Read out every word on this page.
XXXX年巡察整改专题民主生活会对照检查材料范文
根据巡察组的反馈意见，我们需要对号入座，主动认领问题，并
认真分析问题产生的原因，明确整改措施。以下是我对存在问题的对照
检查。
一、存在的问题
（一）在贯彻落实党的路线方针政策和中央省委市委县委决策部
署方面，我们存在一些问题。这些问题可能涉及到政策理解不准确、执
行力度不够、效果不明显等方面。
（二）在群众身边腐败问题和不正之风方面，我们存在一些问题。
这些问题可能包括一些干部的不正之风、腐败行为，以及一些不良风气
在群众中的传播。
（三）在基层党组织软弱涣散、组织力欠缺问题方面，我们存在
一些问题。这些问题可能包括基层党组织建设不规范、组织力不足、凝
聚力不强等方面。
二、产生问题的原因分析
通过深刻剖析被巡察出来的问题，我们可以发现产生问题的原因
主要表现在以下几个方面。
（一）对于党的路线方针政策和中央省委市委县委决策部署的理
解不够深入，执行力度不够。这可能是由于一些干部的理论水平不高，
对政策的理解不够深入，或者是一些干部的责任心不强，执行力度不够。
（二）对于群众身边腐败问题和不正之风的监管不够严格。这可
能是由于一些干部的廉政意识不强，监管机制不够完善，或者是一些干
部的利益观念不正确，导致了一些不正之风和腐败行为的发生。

* * *

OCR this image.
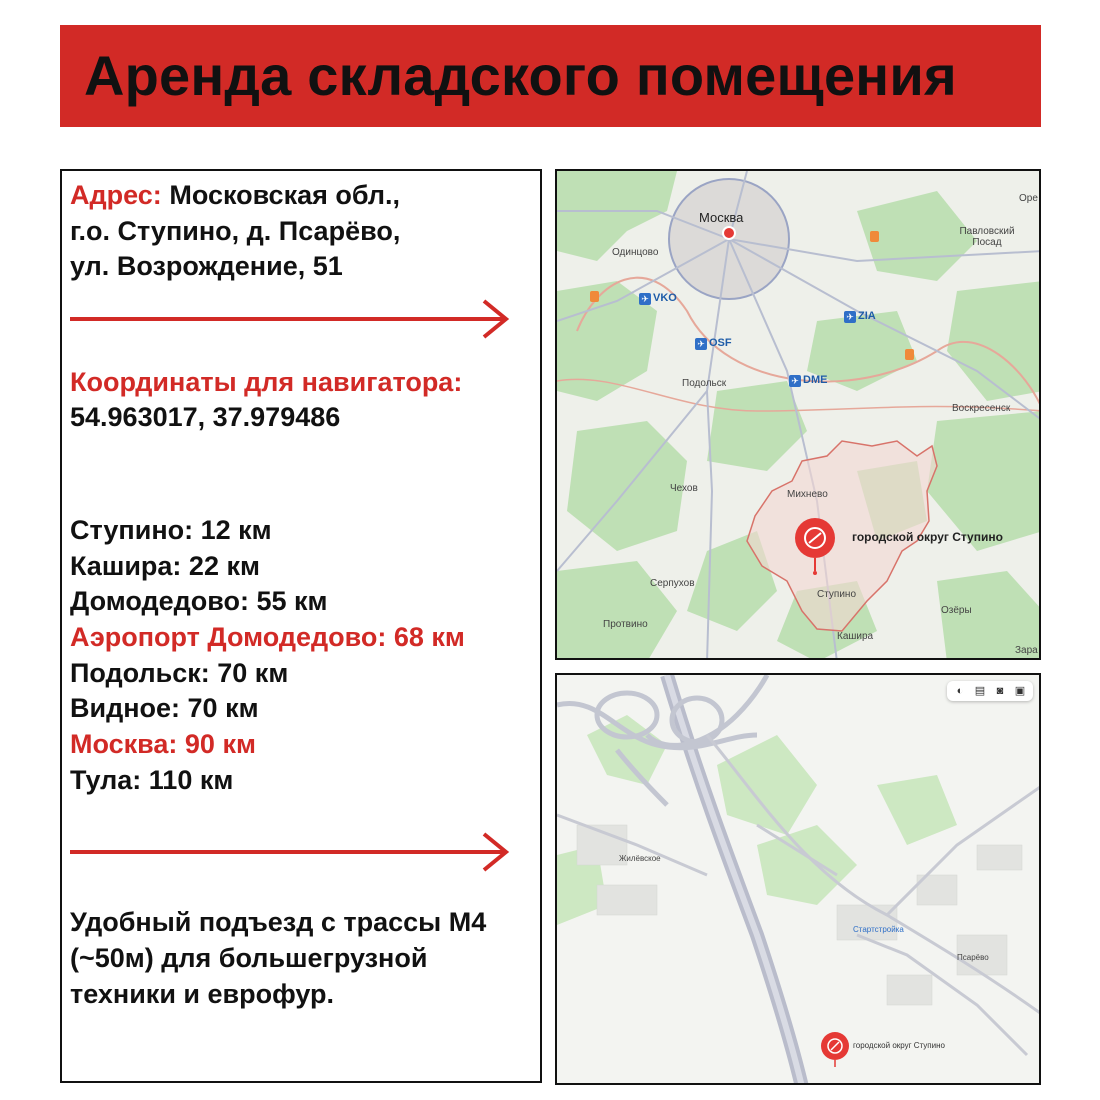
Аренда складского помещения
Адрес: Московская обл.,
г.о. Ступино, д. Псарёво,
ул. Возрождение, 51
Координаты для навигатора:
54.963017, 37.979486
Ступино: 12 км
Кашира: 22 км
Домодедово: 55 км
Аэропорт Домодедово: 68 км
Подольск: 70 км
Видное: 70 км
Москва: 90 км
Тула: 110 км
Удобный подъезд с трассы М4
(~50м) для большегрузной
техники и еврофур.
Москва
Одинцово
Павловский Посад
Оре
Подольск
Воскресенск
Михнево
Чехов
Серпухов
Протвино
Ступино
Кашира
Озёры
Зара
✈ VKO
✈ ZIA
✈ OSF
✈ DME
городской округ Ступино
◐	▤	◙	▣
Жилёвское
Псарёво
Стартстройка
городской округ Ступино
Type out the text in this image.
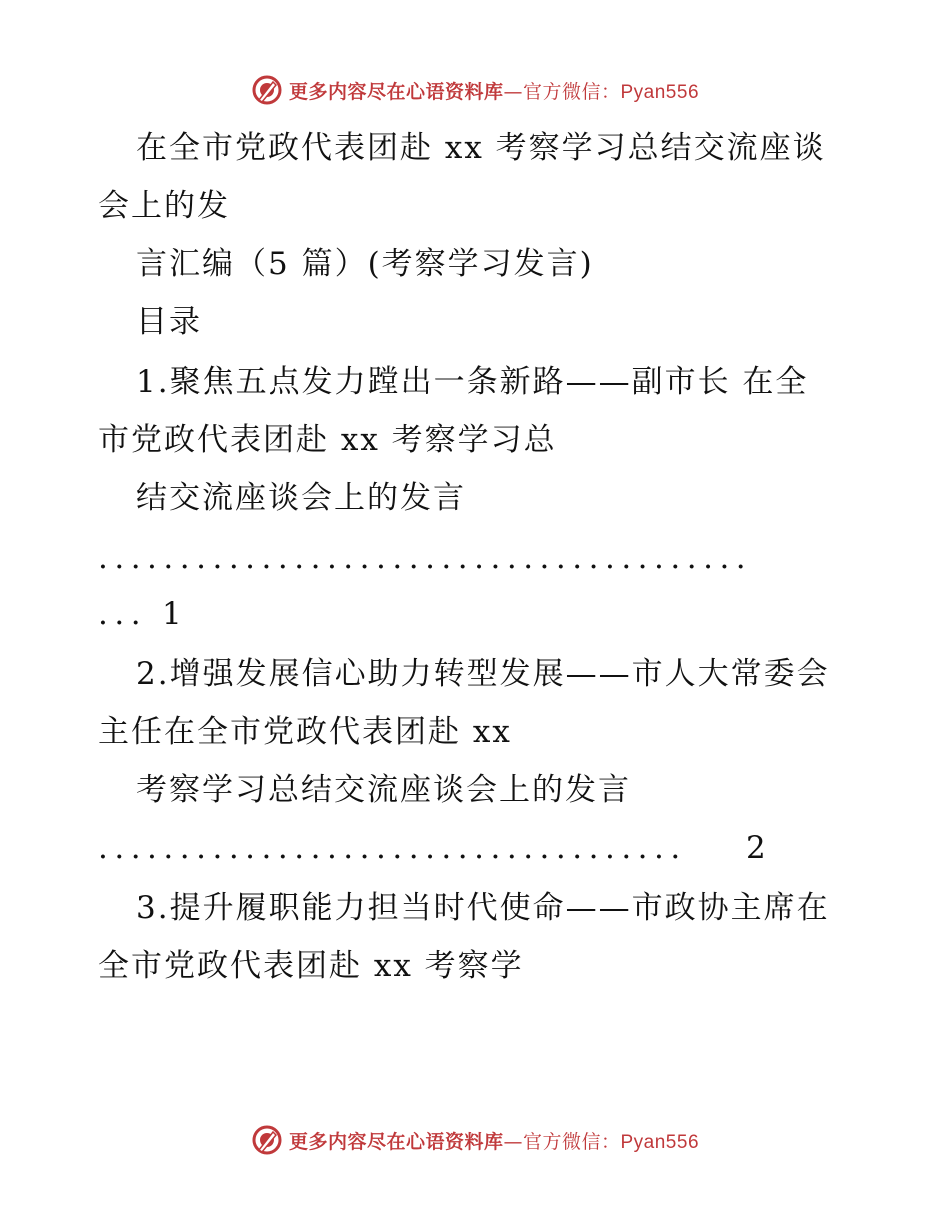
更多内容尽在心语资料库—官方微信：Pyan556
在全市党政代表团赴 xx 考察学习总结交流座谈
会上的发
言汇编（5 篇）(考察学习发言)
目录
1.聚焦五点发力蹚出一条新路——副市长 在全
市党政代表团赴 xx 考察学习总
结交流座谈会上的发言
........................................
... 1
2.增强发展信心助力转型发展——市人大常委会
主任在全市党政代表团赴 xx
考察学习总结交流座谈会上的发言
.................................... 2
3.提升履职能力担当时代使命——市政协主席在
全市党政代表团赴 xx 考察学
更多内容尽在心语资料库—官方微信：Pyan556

→ YOUR GOAL:
Using the material above, report each line where "执行力度不够" occurs.

→ TASK RESULT:
解不够深入，执行力度不够。这可能是由于一些干部的理论水平不高，
对政策的理解不够深入，或者是一些干部的责任心不强，执行力度不够。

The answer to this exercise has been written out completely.